▸ **Exercise aim**: Write out the entries verbatim and leave the images out of the copy.

Dataset records:
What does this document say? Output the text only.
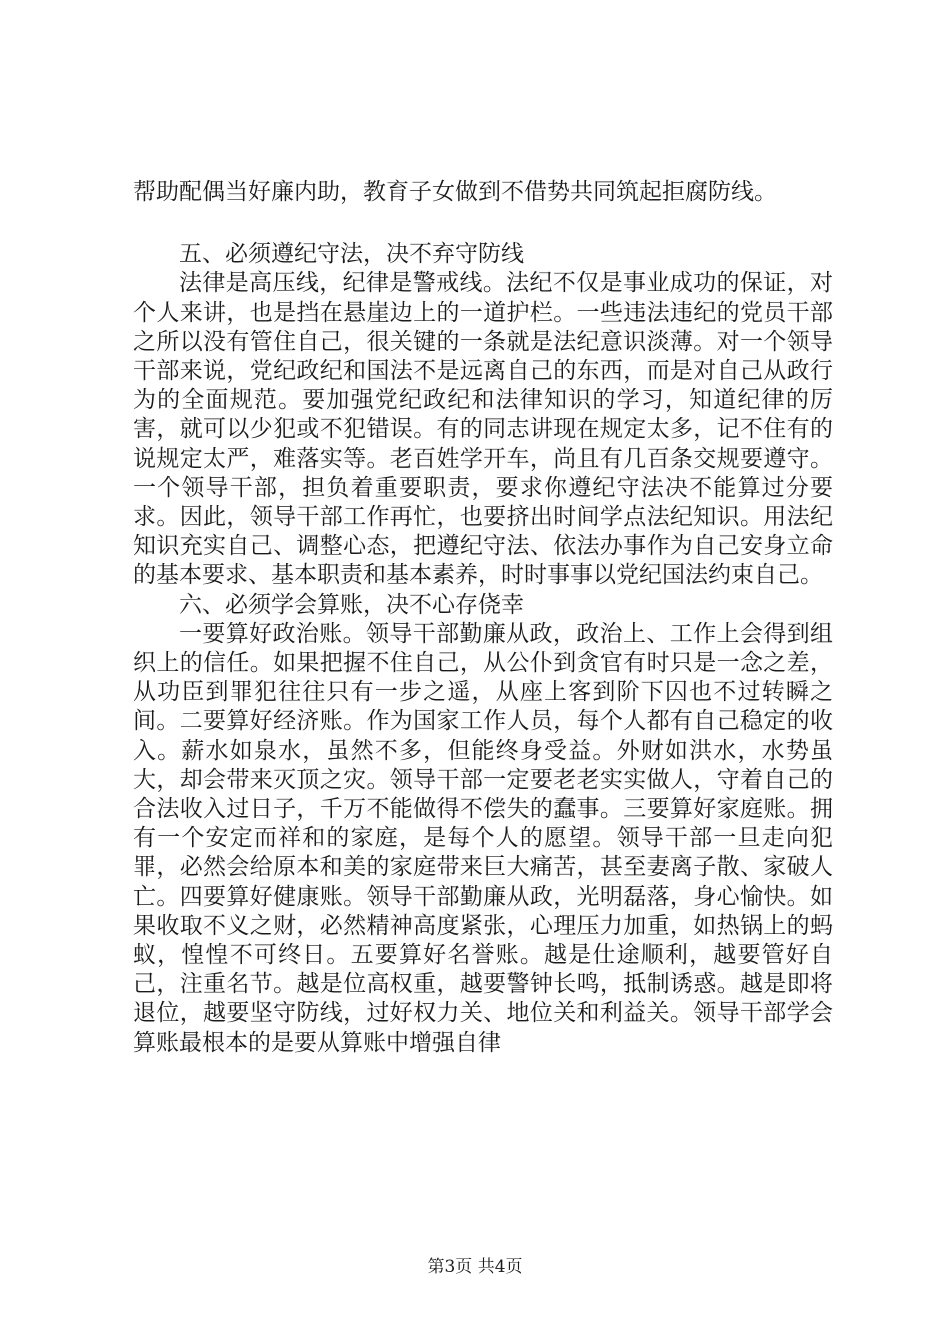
帮助配偶当好廉内助，教育子女做到不借势共同筑起拒腐防线。

五、必须遵纪守法，决不弃守防线

法律是高压线，纪律是警戒线。法纪不仅是事业成功的保证，对个人来讲，也是挡在悬崖边上的一道护栏。一些违法违纪的党员干部之所以没有管住自己，很关键的一条就是法纪意识淡薄。对一个领导干部来说，党纪政纪和国法不是远离自己的东西，而是对自己从政行为的全面规范。要加强党纪政纪和法律知识的学习，知道纪律的厉害，就可以少犯或不犯错误。有的同志讲现在规定太多，记不住有的说规定太严，难落实等。老百姓学开车，尚且有几百条交规要遵守。一个领导干部，担负着重要职责，要求你遵纪守法决不能算过分要求。因此，领导干部工作再忙，也要挤出时间学点法纪知识。用法纪知识充实自己、调整心态，把遵纪守法、依法办事作为自己安身立命的基本要求、基本职责和基本素养，时时事事以党纪国法约束自己。

六、必须学会算账，决不心存侥幸

一要算好政治账。领导干部勤廉从政，政治上、工作上会得到组织上的信任。如果把握不住自己，从公仆到贪官有时只是一念之差，从功臣到罪犯往往只有一步之遥，从座上客到阶下囚也不过转瞬之间。二要算好经济账。作为国家工作人员，每个人都有自己稳定的收入。薪水如泉水，虽然不多，但能终身受益。外财如洪水，水势虽大，却会带来灭顶之灾。领导干部一定要老老实实做人，守着自己的合法收入过日子，千万不能做得不偿失的蠢事。三要算好家庭账。拥有一个安定而祥和的家庭，是每个人的愿望。领导干部一旦走向犯罪，必然会给原本和美的家庭带来巨大痛苦，甚至妻离子散、家破人亡。四要算好健康账。领导干部勤廉从政，光明磊落，身心愉快。如果收取不义之财，必然精神高度紧张，心理压力加重，如热锅上的蚂蚁，惶惶不可终日。五要算好名誉账。越是仕途顺利，越要管好自己，注重名节。越是位高权重，越要警钟长鸣，抵制诱惑。越是即将退位，越要坚守防线，过好权力关、地位关和利益关。领导干部学会算账最根本的是要从算账中增强自律

第3页 共4页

▸ **Problem solution**:
What does this document say? Output the text only.
帮助配偶当好廉内助，教育子女做到不借势共同筑起拒腐防线。

五、必须遵纪守法，决不弃守防线

法律是高压线，纪律是警戒线。法纪不仅是事业成功的保证，对个人来讲，也是挡在悬崖边上的一道护栏。一些违法违纪的党员干部之所以没有管住自己，很关键的一条就是法纪意识淡薄。对一个领导干部来说，党纪政纪和国法不是远离自己的东西，而是对自己从政行为的全面规范。要加强党纪政纪和法律知识的学习，知道纪律的厉害，就可以少犯或不犯错误。有的同志讲现在规定太多，记不住有的说规定太严，难落实等。老百姓学开车，尚且有几百条交规要遵守。一个领导干部，担负着重要职责，要求你遵纪守法决不能算过分要求。因此，领导干部工作再忙，也要挤出时间学点法纪知识。用法纪知识充实自己、调整心态，把遵纪守法、依法办事作为自己安身立命的基本要求、基本职责和基本素养，时时事事以党纪国法约束自己。

六、必须学会算账，决不心存侥幸

一要算好政治账。领导干部勤廉从政，政治上、工作上会得到组织上的信任。如果把握不住自己，从公仆到贪官有时只是一念之差，从功臣到罪犯往往只有一步之遥，从座上客到阶下囚也不过转瞬之间。二要算好经济账。作为国家工作人员，每个人都有自己稳定的收入。薪水如泉水，虽然不多，但能终身受益。外财如洪水，水势虽大，却会带来灭顶之灾。领导干部一定要老老实实做人，守着自己的合法收入过日子，千万不能做得不偿失的蠢事。三要算好家庭账。拥有一个安定而祥和的家庭，是每个人的愿望。领导干部一旦走向犯罪，必然会给原本和美的家庭带来巨大痛苦，甚至妻离子散、家破人亡。四要算好健康账。领导干部勤廉从政，光明磊落，身心愉快。如果收取不义之财，必然精神高度紧张，心理压力加重，如热锅上的蚂蚁，惶惶不可终日。五要算好名誉账。越是仕途顺利，越要管好自己，注重名节。越是位高权重，越要警钟长鸣，抵制诱惑。越是即将退位，越要坚守防线，过好权力关、地位关和利益关。领导干部学会算账最根本的是要从算账中增强自律

第3页 共4页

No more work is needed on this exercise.